### What needs to be done
Answer these questions from the personal finance passage below:
1. What minimum savings rate does it set?
2. How is the debt to income percentage calculated?
3. With a $1,000 credit limit, what is the highest balance the card should carry?

### Given passage
┄┄┄┄┄┄┄┄┄┄┄┄┄┄┄┄┄┄┄┄
750 = Credit score of at least 750 or higher.

If you are not sure what your credit score is, there are plenty of free sites like Credit Karma or Credit Sesame and you also get one full report for free each year from Annual Credit Report.com. If you need to start working on your credit, you can check out my podcast on Credit where we discuss many of the myths and best practices for building your credit score.

35 = Debt to Income of 35%.

To find your debt to income percentage, you need to take your total monthly debt payments and divide it by your monthly income. The lower you can keep this number, the more flexibility you have in life. No one wants to work hard only to see the majority of your income go to debt payments.

15 = A savings rate of at least 15%.

Truthfully, I would love to see this number closer to 20% and I currently have clients working toward the 30% number, but if you can at least put aside 15% of your gross income every month you not only build your wealth but also control your expenses.

35 = Credit card utilization of 35% or less.

Whatever your credit limit is, you should make sure that at any given time, you have no more than 35% of that limit as a balance on the card. For example, if you have a credit limit of $1,000 then you should have no more than $350 on balance on the card. One of my client’s needed to improve her credit score and when we got her utilization to this level, her score improved more than 60 points!
┄┄┄┄┄┄┄┄┄┄┄┄┄┄┄┄┄┄┄┄
### Recorded data
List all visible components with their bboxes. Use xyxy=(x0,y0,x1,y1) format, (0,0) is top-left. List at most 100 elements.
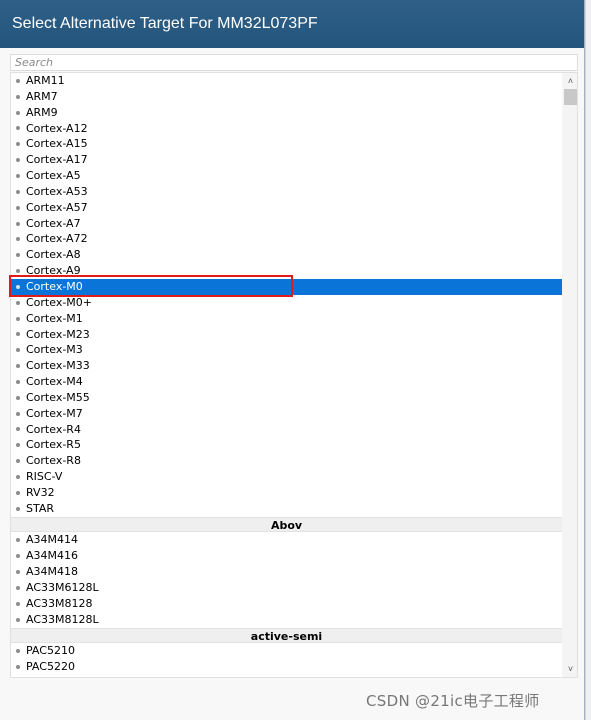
┄┄┄┄┄┄┄┄┄┄┄┄┄┄┄┄┄┄┄┄
### Solution to the exercise
1. At least 15% of gross income every month.
2. Divide total monthly debt payments by monthly income.
3. $350.